--- Supplied data ---
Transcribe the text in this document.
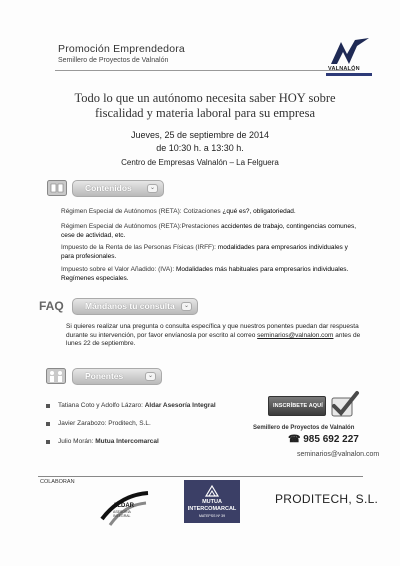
Promoción Emprendedora
Semillero de Proyectos de Valnalón
VALNALÓN
Todo lo que un autónomo necesita saber HOY sobre fiscalidad y materia laboral para su empresa
Jueves, 25 de septiembre de 2014
de 10:30 h. a 13:30 h.
Centro de Empresas Valnalón – La Felguera
Contenidos	⌄
Régimen Especial de Autónomos (RETA): Cotizaciones ¿qué es?, obligatoriedad.
Régimen Especial de Autónomos (RETA):Prestaciones accidentes de trabajo, contingencias comunes, cese de actividad, etc.
Impuesto de la Renta de las Personas Físicas (IRFF): modalidades para empresarios individuales y para profesionales.
Impuesto sobre el Valor Añadido: (IVA): Modalidades más habituales para empresarios individuales. Regímenes especiales.
FAQ	Mándanos tu consulta	⌄
Si quieres realizar una pregunta o consulta específica y que nuestros ponentes puedan dar respuesta durante su intervención, por favor envíanosla por escrito al correo seminarios@valnalon.com antes de lunes 22 de septiembre.
Ponentes	⌄
Tatiana Coto y Adolfo Lázaro: Aldar Asesoría Integral
Javier Zarabozo: Proditech, S.L.
Julio Morán: Mutua Intercomarcal
INSCRÍBETE AQUÍ
Semillero de Proyectos de Valnalón
☎ 985 692 227
seminarios@valnalon.com
COLABORAN
ALDAR
ASESORÍA
INTEGRAL
MUTUA
INTERCOMARCAL
MATEPSS Nº 39
PRODITECH, S.L.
---
■ **Problem statement**
All of the material above should be reproduced exactly, except the pictures.

■ **Correct response**
Transcribe the text in this document.
Promoción Emprendedora
Semillero de Proyectos de Valnalón
VALNALÓN
Todo lo que un autónomo necesita saber HOY sobre fiscalidad y materia laboral para su empresa
Jueves, 25 de septiembre de 2014
de 10:30 h. a 13:30 h.
Centro de Empresas Valnalón – La Felguera
Contenidos	⌄
Régimen Especial de Autónomos (RETA): Cotizaciones ¿qué es?, obligatoriedad.
Régimen Especial de Autónomos (RETA):Prestaciones accidentes de trabajo, contingencias comunes, cese de actividad, etc.
Impuesto de la Renta de las Personas Físicas (IRFF): modalidades para empresarios individuales y para profesionales.
Impuesto sobre el Valor Añadido: (IVA): Modalidades más habituales para empresarios individuales. Regímenes especiales.
FAQ	Mándanos tu consulta	⌄
Si quieres realizar una pregunta o consulta específica y que nuestros ponentes puedan dar respuesta durante su intervención, por favor envíanosla por escrito al correo seminarios@valnalon.com antes de lunes 22 de septiembre.
Ponentes	⌄
Tatiana Coto y Adolfo Lázaro: Aldar Asesoría Integral
Javier Zarabozo: Proditech, S.L.
Julio Morán: Mutua Intercomarcal
INSCRÍBETE AQUÍ
Semillero de Proyectos de Valnalón
☎ 985 692 227
seminarios@valnalon.com
COLABORAN
ALDAR
ASESORÍA
INTEGRAL
MUTUA
INTERCOMARCAL
MATEPSS Nº 39
PRODITECH, S.L.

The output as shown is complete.